Written instruction: Take each line containing "Oleh" and report it exactly as written.

Lines of data:
^^^^^^^^
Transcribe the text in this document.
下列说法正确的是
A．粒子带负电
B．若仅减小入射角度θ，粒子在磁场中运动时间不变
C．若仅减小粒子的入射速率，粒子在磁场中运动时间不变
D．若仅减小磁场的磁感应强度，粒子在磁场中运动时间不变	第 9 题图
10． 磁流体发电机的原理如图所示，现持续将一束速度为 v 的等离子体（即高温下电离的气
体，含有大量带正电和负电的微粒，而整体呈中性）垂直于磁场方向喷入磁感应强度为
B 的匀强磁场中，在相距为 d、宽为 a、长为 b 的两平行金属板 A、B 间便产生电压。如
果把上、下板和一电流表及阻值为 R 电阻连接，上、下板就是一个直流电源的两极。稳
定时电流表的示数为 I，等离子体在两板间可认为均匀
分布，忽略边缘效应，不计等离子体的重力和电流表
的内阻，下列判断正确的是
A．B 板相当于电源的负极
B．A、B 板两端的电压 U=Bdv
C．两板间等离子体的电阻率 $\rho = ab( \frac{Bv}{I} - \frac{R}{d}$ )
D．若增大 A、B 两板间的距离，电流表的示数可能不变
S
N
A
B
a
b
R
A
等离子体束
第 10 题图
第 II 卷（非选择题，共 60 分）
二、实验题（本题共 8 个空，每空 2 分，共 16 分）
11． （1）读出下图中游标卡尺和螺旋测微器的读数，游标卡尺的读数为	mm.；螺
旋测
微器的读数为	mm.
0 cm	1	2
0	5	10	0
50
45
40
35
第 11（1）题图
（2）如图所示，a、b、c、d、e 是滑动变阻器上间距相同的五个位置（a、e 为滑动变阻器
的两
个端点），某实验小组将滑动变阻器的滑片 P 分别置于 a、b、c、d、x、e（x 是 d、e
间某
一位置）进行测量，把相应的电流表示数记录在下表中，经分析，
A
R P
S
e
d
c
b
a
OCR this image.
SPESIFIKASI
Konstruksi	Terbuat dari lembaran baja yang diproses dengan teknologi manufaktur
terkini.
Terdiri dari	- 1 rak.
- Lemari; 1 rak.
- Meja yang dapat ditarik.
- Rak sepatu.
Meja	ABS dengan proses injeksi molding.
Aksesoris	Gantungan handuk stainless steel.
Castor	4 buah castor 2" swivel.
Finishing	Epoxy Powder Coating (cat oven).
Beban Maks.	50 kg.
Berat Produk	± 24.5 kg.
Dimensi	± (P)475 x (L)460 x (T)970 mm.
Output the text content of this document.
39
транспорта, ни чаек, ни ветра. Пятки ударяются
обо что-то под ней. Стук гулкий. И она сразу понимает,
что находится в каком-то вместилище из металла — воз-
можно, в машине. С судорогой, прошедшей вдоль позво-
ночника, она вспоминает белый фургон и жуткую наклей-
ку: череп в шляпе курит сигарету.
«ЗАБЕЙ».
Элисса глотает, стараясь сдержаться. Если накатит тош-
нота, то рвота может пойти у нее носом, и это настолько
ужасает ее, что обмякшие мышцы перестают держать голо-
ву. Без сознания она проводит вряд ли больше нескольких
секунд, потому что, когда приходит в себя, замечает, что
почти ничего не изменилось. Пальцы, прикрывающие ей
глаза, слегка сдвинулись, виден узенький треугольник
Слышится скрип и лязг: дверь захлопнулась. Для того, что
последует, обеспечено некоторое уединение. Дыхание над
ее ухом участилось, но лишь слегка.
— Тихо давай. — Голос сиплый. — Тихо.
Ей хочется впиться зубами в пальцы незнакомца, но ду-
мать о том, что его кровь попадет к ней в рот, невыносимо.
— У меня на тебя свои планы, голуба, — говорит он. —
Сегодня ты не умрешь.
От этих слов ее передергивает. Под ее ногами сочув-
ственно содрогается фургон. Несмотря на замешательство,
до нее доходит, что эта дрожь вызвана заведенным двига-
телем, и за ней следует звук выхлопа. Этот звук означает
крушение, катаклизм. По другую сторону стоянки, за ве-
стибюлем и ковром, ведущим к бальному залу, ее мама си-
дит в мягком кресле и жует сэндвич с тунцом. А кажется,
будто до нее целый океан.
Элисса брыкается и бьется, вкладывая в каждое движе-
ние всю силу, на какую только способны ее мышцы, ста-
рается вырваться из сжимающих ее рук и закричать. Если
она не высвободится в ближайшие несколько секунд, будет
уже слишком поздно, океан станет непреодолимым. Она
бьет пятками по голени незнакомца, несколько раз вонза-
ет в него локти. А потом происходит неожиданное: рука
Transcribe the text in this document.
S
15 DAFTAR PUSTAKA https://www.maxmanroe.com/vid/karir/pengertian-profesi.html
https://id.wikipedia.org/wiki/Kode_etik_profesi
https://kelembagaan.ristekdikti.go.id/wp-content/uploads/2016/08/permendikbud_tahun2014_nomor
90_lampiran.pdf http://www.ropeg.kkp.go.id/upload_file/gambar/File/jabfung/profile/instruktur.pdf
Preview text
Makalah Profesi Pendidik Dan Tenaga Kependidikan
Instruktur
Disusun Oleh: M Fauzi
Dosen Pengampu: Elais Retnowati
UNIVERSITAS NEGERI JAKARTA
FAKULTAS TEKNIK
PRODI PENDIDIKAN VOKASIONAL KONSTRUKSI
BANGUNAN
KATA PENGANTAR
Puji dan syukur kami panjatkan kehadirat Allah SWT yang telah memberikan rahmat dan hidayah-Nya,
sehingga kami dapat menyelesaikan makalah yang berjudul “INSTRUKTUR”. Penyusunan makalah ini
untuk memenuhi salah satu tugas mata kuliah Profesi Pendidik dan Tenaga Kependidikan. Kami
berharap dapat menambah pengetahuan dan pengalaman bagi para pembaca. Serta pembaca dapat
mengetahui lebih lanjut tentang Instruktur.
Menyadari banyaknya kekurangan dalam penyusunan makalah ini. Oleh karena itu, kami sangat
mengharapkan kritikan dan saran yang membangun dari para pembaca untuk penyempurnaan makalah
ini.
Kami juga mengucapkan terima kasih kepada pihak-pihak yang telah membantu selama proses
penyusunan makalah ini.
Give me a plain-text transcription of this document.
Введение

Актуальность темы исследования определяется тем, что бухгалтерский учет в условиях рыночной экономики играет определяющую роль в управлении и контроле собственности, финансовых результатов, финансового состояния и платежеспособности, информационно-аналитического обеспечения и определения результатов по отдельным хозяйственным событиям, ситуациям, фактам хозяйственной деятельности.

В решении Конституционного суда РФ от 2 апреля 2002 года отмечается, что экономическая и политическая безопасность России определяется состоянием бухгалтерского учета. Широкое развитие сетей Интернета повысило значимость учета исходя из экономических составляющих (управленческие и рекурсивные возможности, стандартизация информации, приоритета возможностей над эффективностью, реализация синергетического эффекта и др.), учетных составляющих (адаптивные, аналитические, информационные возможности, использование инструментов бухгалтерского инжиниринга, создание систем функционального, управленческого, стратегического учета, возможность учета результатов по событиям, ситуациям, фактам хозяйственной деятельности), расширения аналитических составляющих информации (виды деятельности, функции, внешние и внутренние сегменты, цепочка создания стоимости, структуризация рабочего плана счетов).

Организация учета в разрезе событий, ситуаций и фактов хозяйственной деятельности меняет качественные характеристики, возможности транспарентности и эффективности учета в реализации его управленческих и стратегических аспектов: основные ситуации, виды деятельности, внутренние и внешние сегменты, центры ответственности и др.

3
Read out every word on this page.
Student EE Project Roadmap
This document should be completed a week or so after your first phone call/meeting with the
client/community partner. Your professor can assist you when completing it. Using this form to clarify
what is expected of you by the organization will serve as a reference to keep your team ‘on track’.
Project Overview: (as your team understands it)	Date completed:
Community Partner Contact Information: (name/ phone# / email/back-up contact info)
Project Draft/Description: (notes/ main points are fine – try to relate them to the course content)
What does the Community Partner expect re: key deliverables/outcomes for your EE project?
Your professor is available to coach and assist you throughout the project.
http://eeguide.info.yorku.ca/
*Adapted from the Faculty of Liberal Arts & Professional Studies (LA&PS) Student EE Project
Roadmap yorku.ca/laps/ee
^^^^^^^^
Reply:
Disusun Oleh: M Fauzi
Menyadari banyaknya kekurangan dalam penyusunan makalah ini. Oleh karena itu, kami sangat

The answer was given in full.